* [Written request]:
Every line that includes the word "календарных" is to be listed.

(Entries from a dataset)

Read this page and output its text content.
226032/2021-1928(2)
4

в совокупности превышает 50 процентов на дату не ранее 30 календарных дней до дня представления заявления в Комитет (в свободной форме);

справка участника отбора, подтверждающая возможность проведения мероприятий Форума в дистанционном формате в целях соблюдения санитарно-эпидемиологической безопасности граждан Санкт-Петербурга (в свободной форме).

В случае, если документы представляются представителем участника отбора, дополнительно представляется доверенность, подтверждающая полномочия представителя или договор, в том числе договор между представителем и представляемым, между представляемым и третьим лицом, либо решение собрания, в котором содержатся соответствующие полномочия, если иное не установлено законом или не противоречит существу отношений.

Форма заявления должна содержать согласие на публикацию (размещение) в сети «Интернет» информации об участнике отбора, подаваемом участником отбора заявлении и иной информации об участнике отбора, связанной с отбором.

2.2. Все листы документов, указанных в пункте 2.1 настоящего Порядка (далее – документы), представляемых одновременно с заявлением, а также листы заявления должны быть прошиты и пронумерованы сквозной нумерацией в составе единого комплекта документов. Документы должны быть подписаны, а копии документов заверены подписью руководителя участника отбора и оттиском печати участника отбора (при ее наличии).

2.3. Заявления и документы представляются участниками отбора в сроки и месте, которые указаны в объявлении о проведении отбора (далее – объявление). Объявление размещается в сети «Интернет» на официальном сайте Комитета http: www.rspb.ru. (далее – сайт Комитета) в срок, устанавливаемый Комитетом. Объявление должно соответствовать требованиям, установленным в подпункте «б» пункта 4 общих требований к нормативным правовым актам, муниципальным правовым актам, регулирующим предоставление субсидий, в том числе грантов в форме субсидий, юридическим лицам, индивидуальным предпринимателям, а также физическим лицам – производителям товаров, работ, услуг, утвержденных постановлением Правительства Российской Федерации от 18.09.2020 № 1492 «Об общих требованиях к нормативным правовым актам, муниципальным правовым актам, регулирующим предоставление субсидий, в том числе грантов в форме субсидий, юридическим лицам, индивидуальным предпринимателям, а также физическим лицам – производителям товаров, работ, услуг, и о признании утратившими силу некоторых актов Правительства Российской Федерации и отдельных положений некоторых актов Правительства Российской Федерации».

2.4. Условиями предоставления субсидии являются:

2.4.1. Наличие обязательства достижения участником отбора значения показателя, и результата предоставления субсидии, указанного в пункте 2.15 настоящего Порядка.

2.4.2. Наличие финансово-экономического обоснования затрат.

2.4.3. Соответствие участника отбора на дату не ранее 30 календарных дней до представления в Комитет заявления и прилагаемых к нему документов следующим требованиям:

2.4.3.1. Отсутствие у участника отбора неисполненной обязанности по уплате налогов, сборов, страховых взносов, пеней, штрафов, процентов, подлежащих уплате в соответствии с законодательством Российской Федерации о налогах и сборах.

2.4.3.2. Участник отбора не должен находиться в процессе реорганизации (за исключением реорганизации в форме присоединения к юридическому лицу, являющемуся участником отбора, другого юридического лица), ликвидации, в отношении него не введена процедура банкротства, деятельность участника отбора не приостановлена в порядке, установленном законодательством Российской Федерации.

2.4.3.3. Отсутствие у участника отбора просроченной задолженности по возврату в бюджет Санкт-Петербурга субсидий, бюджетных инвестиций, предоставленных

* [Written response]:
в совокупности превышает 50 процентов на дату не ранее 30 календарных дней до дня представления заявления в Комитет (в свободной форме);
2.4.3. Соответствие участника отбора на дату не ранее 30 календарных дней до представления в Комитет заявления и прилагаемых к нему документов следующим требованиям:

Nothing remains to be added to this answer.